───── DATA SHOWN ─────

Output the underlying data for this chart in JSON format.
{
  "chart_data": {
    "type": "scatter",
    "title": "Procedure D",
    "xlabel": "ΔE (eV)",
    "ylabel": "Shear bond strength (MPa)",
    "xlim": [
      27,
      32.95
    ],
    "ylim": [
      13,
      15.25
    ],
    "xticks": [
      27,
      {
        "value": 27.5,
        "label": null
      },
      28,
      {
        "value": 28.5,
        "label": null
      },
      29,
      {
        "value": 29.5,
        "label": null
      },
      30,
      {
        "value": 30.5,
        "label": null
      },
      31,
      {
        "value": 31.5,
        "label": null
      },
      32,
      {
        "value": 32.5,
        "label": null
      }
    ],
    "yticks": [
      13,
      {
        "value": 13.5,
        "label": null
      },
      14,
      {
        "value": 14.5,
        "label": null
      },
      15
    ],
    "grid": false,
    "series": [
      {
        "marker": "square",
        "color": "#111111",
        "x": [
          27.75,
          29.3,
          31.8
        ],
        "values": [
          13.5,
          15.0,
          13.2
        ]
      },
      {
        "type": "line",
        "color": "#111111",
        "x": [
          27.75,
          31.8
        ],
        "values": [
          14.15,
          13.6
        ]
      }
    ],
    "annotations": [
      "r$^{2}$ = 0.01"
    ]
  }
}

─────

WHAT THE EXERCISE ASKS: Reproduce the data in its entirety, matching each character.

TASK RESPONSE:
Output the underlying data for this chart in JSON format.
{
  "chart_data": {
    "type": "scatter",
    "title": "Procedure D",
    "xlabel": "ΔE (eV)",
    "ylabel": "Shear bond strength (MPa)",
    "xlim": [
      27,
      32.95
    ],
    "ylim": [
      13,
      15.25
    ],
    "xticks": [
      27,
      {
        "value": 27.5,
        "label": null
      },
      28,
      {
        "value": 28.5,
        "label": null
      },
      29,
      {
        "value": 29.5,
        "label": null
      },
      30,
      {
        "value": 30.5,
        "label": null
      },
      31,
      {
        "value": 31.5,
        "label": null
      },
      32,
      {
        "value": 32.5,
        "label": null
      }
    ],
    "yticks": [
      13,
      {
        "value": 13.5,
        "label": null
      },
      14,
      {
        "value": 14.5,
        "label": null
      },
      15
    ],
    "grid": false,
    "series": [
      {
        "marker": "square",
        "color": "#111111",
        "x": [
          27.75,
          29.3,
          31.8
        ],
        "values": [
          13.5,
          15.0,
          13.2
        ]
      },
      {
        "type": "line",
        "color": "#111111",
        "x": [
          27.75,
          31.8
        ],
        "values": [
          14.15,
          13.6
        ]
      }
    ],
    "annotations": [
      "r$^{2}$ = 0.01"
    ]
  }
}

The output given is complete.